* **WHAT THIS TASK INVOLVES**
Read the listing and extract each line that includes the word "Good".

Recorded data:
---
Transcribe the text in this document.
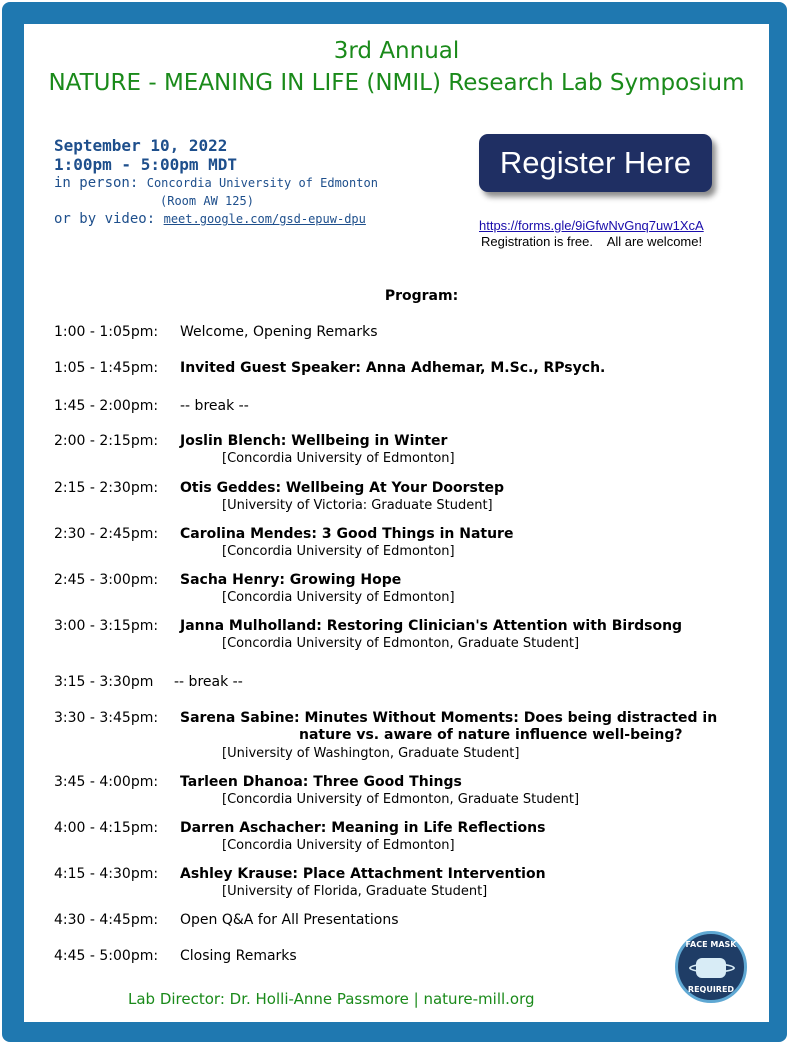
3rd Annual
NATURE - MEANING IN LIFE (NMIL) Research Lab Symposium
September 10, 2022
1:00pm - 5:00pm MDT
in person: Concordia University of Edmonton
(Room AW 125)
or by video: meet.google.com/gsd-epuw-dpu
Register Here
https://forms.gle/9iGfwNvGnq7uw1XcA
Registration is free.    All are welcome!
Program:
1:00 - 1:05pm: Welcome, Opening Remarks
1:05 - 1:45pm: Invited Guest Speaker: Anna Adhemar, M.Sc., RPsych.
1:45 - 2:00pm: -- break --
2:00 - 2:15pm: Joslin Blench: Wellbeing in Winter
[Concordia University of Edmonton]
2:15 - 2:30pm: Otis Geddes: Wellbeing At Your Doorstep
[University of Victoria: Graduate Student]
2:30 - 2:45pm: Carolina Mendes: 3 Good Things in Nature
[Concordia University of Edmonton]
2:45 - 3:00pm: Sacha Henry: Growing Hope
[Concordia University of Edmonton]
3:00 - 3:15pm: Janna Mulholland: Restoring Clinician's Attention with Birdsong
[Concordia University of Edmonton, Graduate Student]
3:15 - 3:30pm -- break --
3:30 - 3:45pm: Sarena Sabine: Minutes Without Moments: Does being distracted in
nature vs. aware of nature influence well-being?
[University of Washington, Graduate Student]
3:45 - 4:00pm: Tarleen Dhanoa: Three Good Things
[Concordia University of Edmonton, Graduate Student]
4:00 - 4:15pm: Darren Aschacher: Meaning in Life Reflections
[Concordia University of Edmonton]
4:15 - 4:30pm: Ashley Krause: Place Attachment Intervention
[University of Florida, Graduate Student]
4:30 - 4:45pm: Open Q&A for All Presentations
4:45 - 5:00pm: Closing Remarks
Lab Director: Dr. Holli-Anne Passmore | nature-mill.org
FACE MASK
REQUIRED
---
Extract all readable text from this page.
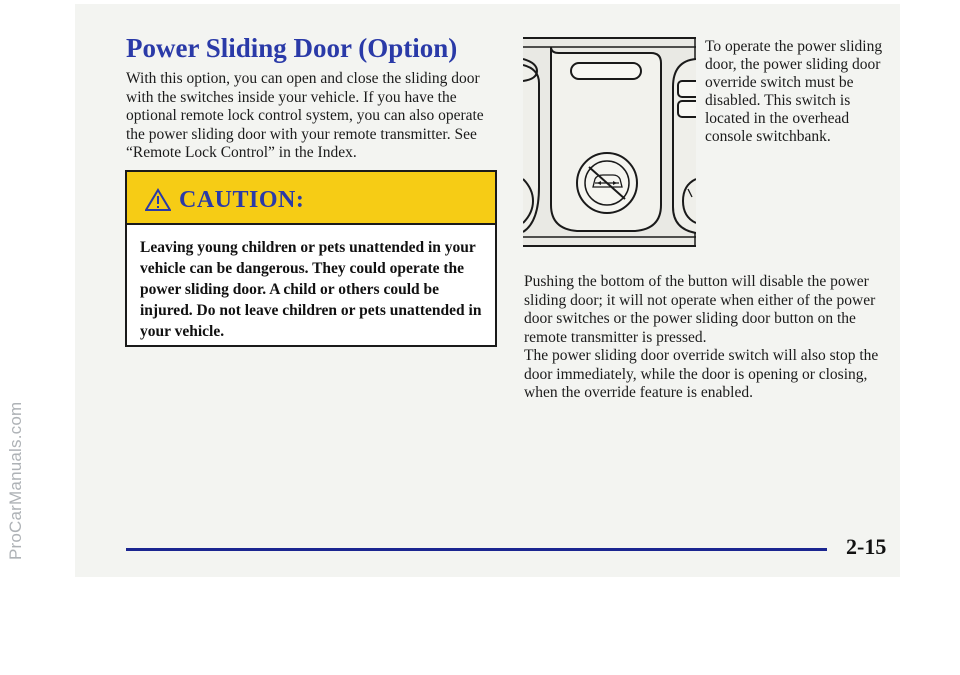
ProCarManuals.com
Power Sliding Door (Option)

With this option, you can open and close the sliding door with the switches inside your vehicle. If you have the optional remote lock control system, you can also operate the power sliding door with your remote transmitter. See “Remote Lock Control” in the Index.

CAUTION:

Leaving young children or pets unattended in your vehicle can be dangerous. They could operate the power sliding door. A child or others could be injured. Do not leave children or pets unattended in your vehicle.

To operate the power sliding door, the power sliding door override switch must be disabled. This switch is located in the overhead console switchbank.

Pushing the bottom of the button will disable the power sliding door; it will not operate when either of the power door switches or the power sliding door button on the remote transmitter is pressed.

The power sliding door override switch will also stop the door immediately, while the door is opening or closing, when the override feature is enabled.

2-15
---
* **ANSWER FOR THE TASK**
2:30 - 2:45pm: Carolina Mendes: 3 Good Things in Nature
3:45 - 4:00pm: Tarleen Dhanoa: Three Good Things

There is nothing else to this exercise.